* _Exercises to complete_
A - In the hardware testing section, reproduce word for word the passage starting at "Program Debugging:Hardware Testing" and ending at "fault- finding purposes.".
B - In the hardware testing section, why is a pull-down resistor fitted in the MOT1 circuit?

* _Page excerpt_
[START]
Program Debugging:Hardware Testing

Hardware Testing

Hardware construction will be covered in more detail in Chapter 10. For the moment, we will assume that suitable hardware has been constructed for MOT1 and we are ready to test it. When the program has been fully debugged in a simulator, it can be downloaded to the chip. In some cases, the chip must be programmed before fitting, specifically 16F84A-based circuits. For most current PIC chips, however, it is preferable to program it in-circuit via the six-pin in-circuit serial programming (ICSP) connection (see Chapter 7). In-circuit debugging, as described in Chapter 7, can also be used in the final stages of testing. This allows the program to be exercised in conjunction with the final hardware, using the debugging tools in MPLAB. The state of the registers in response to real inputs can then be monitored for fault- finding purposes.

The target hardware layout and connections should be carefully checked and tested before inserting the chip. The populated circuit board should be inspected for correct assembly; wrong component orientation, solder bridges between tracks and dry joints are common faults. The connections can be buzzed out with a continuity tester and checked against the circuit diagram.

Before fitting the microcontroller chip, it is a good idea to apply power and check the rest of the circuit. Make sure the components connected to the chip outputs can be safely powered up with an open circuit input. For example, in the MOT1 circuit, the field effect transistor (FET) gate input should not be allowed to float, so there is a pull-down resistor fitted. The supply current should not be excessive, and components should be checked for overheating. The voltages at the chip power supply pins (VDD and VSS) of the chip should also be checked, as incorrect connection of the supply is likely to damage most integrated circuits.

If all is well, switch off the power and fit the chip using a suitable tool. Antistatic precautions should be observed, but PIC chips have not been found to be particularly sensitive in practice.
[END]
* _Given data_
[START]
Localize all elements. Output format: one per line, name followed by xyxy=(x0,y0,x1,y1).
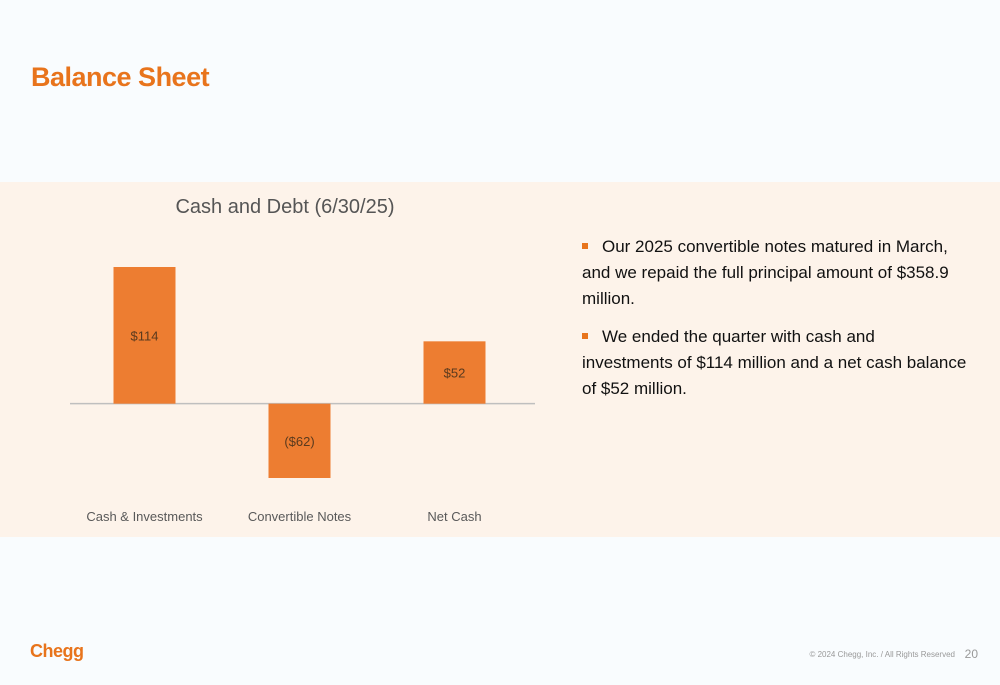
[END]
* _Exercise results_
A -
Program Debugging:Hardware Testing

Hardware Testing

Hardware construction will be covered in more detail in Chapter 10. For the moment, we will assume that suitable hardware has been constructed for MOT1 and we are ready to test it. When the program has been fully debugged in a simulator, it can be downloaded to the chip. In some cases, the chip must be programmed before fitting, specifically 16F84A-based circuits. For most current PIC chips, however, it is preferable to program it in-circuit via the six-pin in-circuit serial programming (ICSP) connection (see Chapter 7). In-circuit debugging, as described in Chapter 7, can also be used in the final stages of testing. This allows the program to be exercised in conjunction with the final hardware, using the debugging tools in MPLAB. The state of the registers in response to real inputs can then be monitored for fault- finding purposes.

B - The field effect transistor (FET) gate input should not be allowed to float.